In the listing that follows, count every line with the word "Daily" in it and write only the total.

[Dataset rows]
▶
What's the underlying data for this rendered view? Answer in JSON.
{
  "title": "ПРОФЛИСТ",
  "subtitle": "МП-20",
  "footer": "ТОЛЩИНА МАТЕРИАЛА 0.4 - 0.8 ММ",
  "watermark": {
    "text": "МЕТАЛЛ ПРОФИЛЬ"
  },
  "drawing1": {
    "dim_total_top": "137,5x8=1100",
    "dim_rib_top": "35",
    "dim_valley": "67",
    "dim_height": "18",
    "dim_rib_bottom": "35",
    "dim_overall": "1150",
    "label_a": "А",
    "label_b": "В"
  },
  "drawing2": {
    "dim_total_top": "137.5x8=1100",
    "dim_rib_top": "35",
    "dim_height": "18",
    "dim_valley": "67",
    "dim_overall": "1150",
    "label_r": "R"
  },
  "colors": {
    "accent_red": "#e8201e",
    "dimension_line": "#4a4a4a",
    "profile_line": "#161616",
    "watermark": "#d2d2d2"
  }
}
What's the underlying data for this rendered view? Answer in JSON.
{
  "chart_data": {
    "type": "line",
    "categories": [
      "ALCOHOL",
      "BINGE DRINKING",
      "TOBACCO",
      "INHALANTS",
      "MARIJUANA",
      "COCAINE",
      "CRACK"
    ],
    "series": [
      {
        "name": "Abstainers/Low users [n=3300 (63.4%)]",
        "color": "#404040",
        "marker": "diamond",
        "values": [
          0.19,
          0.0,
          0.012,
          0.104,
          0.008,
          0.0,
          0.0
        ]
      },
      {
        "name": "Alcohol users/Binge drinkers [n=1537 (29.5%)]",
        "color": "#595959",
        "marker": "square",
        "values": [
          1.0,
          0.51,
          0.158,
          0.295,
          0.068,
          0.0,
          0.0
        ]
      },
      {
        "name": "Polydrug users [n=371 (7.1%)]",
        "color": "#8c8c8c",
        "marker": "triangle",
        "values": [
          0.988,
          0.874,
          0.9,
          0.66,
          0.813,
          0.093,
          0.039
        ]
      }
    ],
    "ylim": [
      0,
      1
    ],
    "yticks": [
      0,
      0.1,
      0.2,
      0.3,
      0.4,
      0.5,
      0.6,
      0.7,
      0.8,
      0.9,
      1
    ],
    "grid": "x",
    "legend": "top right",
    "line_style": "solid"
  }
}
◀
▶
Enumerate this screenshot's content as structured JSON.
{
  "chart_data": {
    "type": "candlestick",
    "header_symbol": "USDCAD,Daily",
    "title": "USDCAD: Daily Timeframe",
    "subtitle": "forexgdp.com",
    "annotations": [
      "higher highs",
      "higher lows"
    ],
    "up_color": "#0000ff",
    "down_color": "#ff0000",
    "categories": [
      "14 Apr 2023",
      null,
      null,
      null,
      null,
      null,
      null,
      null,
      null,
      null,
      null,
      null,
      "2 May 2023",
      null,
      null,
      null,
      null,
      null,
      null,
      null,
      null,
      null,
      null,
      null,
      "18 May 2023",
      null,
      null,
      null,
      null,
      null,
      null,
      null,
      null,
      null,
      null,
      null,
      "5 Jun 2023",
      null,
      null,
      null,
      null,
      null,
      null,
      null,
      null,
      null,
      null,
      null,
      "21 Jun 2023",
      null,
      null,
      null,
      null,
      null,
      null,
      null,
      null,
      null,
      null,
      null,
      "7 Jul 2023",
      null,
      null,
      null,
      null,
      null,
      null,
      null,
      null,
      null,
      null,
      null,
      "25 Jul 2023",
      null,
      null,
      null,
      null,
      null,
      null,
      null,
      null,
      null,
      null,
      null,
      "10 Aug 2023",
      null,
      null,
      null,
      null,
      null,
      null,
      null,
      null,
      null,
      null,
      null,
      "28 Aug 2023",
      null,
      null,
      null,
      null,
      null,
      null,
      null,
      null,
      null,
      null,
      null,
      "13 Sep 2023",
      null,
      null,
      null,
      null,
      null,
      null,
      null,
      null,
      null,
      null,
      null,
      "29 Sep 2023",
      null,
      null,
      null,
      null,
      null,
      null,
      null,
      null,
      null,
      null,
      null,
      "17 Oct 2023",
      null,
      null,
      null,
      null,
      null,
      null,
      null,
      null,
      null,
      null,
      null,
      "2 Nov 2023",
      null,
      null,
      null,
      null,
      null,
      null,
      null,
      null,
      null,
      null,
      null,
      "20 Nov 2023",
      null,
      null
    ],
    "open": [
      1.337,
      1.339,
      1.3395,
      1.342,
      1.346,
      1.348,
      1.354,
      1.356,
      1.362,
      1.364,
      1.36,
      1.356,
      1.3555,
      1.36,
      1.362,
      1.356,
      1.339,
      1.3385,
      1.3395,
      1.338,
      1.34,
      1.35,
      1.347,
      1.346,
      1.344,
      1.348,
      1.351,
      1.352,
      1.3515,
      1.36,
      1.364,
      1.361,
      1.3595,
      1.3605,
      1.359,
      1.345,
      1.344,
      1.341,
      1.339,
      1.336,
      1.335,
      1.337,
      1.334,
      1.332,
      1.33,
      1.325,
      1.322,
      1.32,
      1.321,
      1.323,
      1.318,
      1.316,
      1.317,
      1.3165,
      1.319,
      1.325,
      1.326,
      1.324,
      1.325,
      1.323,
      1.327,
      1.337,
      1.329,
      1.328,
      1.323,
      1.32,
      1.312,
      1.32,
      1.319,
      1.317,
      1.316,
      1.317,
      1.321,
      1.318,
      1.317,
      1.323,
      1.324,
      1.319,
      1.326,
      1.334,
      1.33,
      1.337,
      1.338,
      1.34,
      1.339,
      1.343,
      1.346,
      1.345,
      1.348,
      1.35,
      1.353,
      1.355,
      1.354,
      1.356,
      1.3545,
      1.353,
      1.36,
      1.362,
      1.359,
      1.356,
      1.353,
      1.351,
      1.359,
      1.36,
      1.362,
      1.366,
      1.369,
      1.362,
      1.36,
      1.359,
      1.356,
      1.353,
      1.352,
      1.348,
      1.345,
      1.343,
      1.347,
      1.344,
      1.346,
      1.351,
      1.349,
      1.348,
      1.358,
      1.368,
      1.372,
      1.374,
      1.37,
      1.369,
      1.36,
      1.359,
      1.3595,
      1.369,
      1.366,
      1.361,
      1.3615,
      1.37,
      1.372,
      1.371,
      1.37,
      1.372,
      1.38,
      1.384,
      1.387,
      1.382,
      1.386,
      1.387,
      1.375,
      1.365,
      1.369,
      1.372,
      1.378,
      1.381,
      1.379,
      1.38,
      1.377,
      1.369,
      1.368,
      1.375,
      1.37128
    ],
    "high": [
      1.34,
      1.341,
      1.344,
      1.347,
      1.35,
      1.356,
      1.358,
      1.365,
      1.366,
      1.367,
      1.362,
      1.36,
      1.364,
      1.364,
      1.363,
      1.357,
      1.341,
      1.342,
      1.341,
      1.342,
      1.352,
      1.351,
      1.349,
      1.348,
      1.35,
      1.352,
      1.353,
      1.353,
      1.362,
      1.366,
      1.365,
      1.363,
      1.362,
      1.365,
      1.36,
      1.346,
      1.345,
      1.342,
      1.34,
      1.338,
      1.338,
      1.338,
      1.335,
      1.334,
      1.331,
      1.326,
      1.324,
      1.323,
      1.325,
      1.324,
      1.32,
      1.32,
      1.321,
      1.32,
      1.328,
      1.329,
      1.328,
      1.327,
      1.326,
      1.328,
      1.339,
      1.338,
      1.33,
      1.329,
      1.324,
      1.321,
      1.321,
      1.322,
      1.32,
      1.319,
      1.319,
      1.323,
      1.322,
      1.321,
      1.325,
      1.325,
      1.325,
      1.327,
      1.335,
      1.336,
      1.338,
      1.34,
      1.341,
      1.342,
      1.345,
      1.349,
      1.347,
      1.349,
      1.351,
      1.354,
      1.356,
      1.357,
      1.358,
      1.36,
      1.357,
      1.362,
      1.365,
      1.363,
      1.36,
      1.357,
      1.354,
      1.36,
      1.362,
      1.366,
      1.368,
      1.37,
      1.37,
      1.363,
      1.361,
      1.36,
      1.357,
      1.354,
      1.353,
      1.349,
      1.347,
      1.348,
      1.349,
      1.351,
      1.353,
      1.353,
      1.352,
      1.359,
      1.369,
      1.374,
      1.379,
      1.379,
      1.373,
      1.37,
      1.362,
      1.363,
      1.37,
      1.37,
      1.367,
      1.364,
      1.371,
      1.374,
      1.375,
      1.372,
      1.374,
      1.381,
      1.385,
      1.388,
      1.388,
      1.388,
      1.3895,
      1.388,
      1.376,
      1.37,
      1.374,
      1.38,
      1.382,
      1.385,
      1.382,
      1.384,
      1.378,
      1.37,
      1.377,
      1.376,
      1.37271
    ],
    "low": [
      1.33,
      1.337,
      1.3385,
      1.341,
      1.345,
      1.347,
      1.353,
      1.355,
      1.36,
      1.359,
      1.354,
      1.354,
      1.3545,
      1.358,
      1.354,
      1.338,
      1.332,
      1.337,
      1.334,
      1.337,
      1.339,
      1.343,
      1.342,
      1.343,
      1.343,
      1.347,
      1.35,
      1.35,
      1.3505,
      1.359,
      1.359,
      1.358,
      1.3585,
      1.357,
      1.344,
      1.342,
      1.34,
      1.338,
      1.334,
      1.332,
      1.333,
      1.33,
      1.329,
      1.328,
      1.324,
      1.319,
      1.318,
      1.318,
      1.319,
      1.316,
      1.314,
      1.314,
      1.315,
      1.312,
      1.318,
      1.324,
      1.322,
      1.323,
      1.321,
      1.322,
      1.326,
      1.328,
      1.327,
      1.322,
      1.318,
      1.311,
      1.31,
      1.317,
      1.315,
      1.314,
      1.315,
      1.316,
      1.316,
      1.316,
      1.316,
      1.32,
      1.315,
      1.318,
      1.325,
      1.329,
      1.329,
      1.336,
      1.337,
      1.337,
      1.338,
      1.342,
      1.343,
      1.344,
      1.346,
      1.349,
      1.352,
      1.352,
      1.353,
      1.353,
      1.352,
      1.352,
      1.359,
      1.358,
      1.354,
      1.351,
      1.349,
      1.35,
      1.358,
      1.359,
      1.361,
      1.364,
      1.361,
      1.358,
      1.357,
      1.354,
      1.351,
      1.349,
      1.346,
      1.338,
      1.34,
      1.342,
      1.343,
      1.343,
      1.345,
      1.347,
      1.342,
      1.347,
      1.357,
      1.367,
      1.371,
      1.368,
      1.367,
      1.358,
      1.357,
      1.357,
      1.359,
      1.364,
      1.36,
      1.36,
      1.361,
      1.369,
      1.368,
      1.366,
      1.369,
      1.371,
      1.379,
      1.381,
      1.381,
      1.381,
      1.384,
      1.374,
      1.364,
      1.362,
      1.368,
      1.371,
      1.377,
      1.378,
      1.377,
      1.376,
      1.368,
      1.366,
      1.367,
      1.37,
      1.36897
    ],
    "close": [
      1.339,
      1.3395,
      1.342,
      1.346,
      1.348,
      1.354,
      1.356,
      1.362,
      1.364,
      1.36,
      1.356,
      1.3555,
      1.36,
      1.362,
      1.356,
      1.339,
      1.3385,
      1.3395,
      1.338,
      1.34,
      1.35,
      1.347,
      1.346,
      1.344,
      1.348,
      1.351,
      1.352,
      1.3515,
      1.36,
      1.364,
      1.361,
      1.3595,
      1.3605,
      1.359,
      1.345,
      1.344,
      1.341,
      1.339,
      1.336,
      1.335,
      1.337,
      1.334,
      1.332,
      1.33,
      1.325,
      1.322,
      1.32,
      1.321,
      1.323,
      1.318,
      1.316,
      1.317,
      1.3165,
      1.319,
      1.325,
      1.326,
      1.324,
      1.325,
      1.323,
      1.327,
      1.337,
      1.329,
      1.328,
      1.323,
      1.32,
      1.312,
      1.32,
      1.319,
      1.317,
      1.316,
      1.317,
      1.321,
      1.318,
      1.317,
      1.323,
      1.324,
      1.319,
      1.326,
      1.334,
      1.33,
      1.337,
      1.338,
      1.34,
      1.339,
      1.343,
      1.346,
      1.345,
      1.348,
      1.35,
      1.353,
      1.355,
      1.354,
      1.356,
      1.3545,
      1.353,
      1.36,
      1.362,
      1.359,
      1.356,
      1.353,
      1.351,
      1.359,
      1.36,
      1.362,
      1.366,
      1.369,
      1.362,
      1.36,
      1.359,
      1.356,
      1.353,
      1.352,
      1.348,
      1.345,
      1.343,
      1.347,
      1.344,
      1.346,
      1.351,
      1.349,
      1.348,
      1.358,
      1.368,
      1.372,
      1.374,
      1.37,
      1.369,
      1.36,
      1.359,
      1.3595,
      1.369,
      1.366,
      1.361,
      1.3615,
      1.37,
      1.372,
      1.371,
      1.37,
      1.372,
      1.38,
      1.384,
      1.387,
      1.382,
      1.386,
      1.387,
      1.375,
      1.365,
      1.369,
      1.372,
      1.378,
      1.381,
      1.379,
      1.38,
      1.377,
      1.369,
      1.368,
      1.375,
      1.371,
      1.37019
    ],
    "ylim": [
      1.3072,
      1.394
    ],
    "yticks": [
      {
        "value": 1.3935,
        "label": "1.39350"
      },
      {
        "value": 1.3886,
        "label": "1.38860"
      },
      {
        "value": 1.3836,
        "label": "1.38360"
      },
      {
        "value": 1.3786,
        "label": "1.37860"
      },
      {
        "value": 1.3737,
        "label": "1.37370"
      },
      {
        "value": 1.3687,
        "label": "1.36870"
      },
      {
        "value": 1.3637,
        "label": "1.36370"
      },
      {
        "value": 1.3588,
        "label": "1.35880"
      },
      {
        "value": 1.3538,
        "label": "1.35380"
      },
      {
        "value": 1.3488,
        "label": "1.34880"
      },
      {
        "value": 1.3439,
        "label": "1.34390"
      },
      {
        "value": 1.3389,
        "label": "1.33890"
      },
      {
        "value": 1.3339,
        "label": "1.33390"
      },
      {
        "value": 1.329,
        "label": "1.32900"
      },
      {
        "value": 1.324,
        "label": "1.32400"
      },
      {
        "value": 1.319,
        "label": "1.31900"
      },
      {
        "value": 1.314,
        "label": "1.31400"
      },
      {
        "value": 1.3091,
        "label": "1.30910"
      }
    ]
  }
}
◀
● **Response for this exercise**
2